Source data
-- Start --
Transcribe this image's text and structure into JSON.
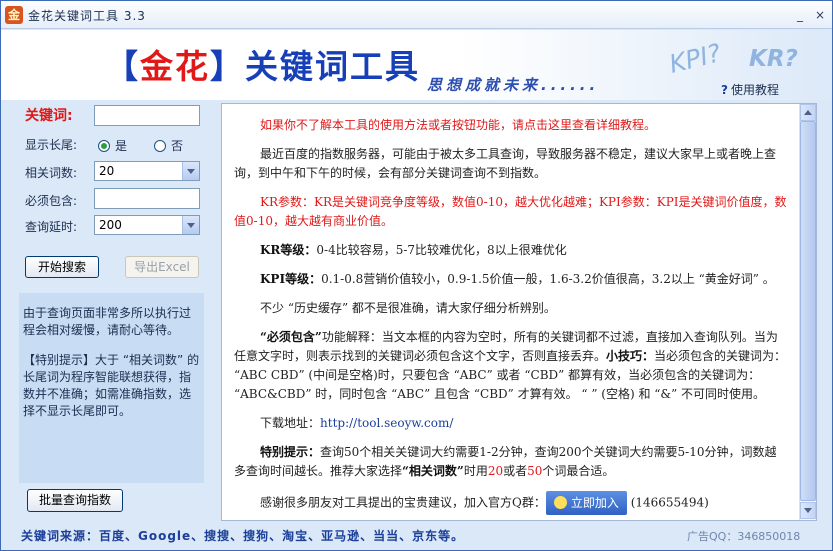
{
  "window": {
    "title": "金花关键词工具 3.3",
    "app_icon": "金",
    "minimize": "_",
    "close": "×"
  },
  "banner": {
    "title_open": "【",
    "title_brand": "金花",
    "title_close": "】关键词工具",
    "slogan": "思想成就未来......",
    "kpi": "KPI?",
    "kr": "KR?",
    "help_q": "?",
    "help_label": "使用教程"
  },
  "form": {
    "keyword_label": "关键词:",
    "keyword_value": "",
    "longtail_label": "显示长尾:",
    "longtail_yes": "是",
    "longtail_no": "否",
    "related_label": "相关词数:",
    "related_value": "20",
    "must_include_label": "必须包含:",
    "must_include_value": "",
    "delay_label": "查询延时:",
    "delay_value": "200",
    "start_button": "开始搜索",
    "export_button": "导出Excel",
    "batch_button": "批量查询指数"
  },
  "info": {
    "p1": "由于查询页面非常多所以执行过程会相对缓慢，请耐心等待。",
    "p2": "【特别提示】大于 “相关词数” 的长尾词为程序智能联想获得，指数并不准确；如需准确指数，选择不显示长尾即可。"
  },
  "content": {
    "p1": "如果你不了解本工具的使用方法或者按钮功能，请点击这里查看详细教程。",
    "p2": "最近百度的指数服务器，可能由于被太多工具查询，导致服务器不稳定，建议大家早上或者晚上查询，到中午和下午的时候，会有部分关键词查询不到指数。",
    "p3": "KR参数：KR是关键词竞争度等级，数值0-10，越大优化越难；KPI参数：KPI是关键词价值度，数值0-10，越大越有商业价值。",
    "p4_label": "KR等级：",
    "p4_text": "0-4比较容易，5-7比较难优化，8以上很难优化",
    "p5_label": "KPI等级：",
    "p5_text": "0.1-0.8营销价值较小，0.9-1.5价值一般，1.6-3.2价值很高，3.2以上 “黄金好词” 。",
    "p6": "不少 “历史缓存” 都不是很准确，请大家仔细分析辨别。",
    "p7_label": "“必须包含”",
    "p7_text": "功能解释：当文本框的内容为空时，所有的关键词都不过滤，直接加入查询队列。当为任意文字时，则表示找到的关键词必须包含这个文字，否则直接丢弃。",
    "p7_tip_label": "小技巧：",
    "p7_tip_text": "当必须包含的关键词为： “ABC CBD” (中间是空格)时，只要包含 “ABC” 或者 “CBD” 都算有效，当必须包含的关键词为： “ABC&CBD” 时，同时包含 “ABC” 且包含 “CBD” 才算有效。 “ ” (空格) 和 “&” 不可同时使用。",
    "p8_label": "下载地址：",
    "p8_link": "http://tool.seoyw.com/",
    "p9_label": "特别提示：",
    "p9_text_a": "查询50个相关关键词大约需要1-2分钟，查询200个关键词大约需要5-10分钟，词数越多查询时间越长。推荐大家选择",
    "p9_related": "“相关词数”",
    "p9_text_b": "时用",
    "p9_num20": "20",
    "p9_or": "或者",
    "p9_num50": "50",
    "p9_text_c": "个词最合适。",
    "p10_text": "感谢很多朋友对工具提出的宝贵建议，加入官方Q群：",
    "join_button": "立即加入",
    "qq_group": "(146655494)"
  },
  "footer": {
    "sources": "关键词来源：百度、Google、搜搜、搜狗、淘宝、亚马逊、当当、京东等。",
    "ad": "广告QQ：346850018"
  },
  "colors": {
    "accent_blue": "#1740b8",
    "brand_red": "#e01818",
    "panel_bg": "#dbe8f7"
  }
}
-- End --
DIRECTIONS FOR THIS TASK –
Collect every line above that contains the word "特别提示".

TASK OUTPUT –
    "p2": "【特别提示】大于 “相关词数” 的长尾词为程序智能联想获得，指数并不准确；如需准确指数，选择不显示长尾即可。"
    "p9_label": "特别提示：",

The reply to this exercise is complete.